▶
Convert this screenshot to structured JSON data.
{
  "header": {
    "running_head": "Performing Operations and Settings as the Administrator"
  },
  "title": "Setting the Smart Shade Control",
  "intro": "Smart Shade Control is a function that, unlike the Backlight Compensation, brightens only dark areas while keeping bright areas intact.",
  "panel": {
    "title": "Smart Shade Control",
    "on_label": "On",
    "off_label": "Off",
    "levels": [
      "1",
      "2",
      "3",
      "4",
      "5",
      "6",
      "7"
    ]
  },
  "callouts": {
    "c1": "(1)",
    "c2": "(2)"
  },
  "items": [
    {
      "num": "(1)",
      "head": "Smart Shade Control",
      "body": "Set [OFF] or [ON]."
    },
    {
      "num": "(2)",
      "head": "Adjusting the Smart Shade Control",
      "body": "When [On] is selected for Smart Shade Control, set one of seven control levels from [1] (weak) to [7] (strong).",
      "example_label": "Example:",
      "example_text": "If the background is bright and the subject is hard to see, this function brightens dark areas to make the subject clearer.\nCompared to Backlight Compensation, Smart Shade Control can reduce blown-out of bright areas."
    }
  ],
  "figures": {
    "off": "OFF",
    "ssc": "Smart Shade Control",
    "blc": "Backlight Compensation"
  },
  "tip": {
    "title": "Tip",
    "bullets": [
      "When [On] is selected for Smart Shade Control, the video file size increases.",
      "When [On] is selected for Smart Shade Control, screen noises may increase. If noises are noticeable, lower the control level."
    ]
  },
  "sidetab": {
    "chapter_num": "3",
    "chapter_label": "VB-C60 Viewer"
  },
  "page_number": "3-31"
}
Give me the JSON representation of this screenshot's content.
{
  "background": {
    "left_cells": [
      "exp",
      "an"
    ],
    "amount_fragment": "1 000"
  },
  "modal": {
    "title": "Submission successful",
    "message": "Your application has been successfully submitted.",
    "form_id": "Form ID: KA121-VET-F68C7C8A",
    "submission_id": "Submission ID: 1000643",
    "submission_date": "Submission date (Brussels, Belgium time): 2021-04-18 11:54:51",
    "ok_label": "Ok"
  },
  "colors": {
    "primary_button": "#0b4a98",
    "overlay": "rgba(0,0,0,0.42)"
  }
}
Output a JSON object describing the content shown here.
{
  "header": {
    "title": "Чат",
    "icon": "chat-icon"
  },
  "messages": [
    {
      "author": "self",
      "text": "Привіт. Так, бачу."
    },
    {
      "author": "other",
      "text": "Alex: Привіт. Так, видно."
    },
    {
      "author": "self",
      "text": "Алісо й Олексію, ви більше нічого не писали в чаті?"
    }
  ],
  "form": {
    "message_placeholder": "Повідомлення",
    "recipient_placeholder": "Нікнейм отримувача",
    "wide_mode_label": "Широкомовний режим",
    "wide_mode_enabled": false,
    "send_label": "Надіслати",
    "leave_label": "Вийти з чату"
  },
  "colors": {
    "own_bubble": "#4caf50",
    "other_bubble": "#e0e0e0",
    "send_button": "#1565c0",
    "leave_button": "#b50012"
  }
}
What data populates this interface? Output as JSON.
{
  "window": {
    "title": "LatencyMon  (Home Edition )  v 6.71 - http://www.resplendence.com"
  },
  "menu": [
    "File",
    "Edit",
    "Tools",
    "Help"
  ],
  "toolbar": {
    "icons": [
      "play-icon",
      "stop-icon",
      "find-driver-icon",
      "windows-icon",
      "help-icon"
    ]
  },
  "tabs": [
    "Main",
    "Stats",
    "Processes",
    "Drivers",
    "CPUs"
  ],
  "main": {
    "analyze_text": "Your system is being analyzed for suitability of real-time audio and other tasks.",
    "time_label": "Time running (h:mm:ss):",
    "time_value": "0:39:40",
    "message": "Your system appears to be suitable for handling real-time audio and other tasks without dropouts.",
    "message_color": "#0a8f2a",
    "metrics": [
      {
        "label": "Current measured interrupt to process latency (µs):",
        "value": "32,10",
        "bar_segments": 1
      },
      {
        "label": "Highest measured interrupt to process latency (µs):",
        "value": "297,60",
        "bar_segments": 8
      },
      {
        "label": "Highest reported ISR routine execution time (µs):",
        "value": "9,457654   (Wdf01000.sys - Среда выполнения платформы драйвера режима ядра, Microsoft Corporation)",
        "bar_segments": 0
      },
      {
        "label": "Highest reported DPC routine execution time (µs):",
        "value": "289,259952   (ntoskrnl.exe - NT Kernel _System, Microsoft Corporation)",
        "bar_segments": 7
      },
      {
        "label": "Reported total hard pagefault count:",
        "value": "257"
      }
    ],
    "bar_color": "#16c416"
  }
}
◀
### WORK INSTRUCTIONS
Work out how many lines of the data above contain the string "audio" and give the number alone.

### SOLUTION TO THIS EXERCISE
2